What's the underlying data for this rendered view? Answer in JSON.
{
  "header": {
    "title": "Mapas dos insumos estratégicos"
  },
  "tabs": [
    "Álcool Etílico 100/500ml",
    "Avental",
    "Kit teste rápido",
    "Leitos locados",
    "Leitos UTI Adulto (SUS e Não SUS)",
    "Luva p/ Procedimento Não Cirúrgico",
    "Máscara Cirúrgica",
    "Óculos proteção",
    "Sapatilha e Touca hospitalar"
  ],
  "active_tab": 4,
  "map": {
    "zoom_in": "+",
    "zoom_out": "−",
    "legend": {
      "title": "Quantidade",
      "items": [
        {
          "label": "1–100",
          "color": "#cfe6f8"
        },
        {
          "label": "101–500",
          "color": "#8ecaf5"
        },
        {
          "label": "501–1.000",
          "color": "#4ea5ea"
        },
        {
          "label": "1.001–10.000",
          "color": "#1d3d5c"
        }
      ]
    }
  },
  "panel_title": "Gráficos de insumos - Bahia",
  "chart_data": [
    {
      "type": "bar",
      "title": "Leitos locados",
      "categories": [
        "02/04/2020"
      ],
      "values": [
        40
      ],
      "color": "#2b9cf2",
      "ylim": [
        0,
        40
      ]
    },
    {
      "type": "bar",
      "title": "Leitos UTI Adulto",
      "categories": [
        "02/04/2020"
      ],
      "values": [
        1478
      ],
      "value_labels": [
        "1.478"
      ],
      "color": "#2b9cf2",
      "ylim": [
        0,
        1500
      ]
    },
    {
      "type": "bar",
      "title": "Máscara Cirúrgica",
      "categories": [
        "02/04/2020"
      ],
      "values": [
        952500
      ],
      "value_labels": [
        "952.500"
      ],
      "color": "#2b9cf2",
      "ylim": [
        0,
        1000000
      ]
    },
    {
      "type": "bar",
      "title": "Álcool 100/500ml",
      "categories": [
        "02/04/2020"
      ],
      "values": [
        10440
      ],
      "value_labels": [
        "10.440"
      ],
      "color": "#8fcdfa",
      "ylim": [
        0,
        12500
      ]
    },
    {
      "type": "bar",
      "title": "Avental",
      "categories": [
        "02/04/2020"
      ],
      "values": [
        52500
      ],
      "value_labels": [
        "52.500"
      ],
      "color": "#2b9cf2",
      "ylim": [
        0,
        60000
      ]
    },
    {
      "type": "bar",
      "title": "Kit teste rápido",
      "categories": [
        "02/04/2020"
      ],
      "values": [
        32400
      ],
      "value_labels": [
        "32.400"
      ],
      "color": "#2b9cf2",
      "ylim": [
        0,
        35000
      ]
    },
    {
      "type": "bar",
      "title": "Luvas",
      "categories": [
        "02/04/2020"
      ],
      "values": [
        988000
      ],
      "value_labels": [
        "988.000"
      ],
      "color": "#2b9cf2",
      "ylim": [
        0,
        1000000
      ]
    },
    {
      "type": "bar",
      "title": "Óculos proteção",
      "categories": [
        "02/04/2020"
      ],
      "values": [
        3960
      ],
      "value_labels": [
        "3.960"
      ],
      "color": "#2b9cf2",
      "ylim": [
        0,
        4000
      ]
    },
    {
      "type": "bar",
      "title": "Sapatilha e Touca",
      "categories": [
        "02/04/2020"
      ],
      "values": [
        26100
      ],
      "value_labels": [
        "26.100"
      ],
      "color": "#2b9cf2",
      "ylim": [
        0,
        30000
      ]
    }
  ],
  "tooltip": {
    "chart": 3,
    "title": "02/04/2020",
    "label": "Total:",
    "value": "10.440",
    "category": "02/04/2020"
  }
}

______________________________

Aim of the exercise
List the lines of the entries that include "teste".

Solution to this problem
    "Kit teste rápido",
      "title": "Kit teste rápido",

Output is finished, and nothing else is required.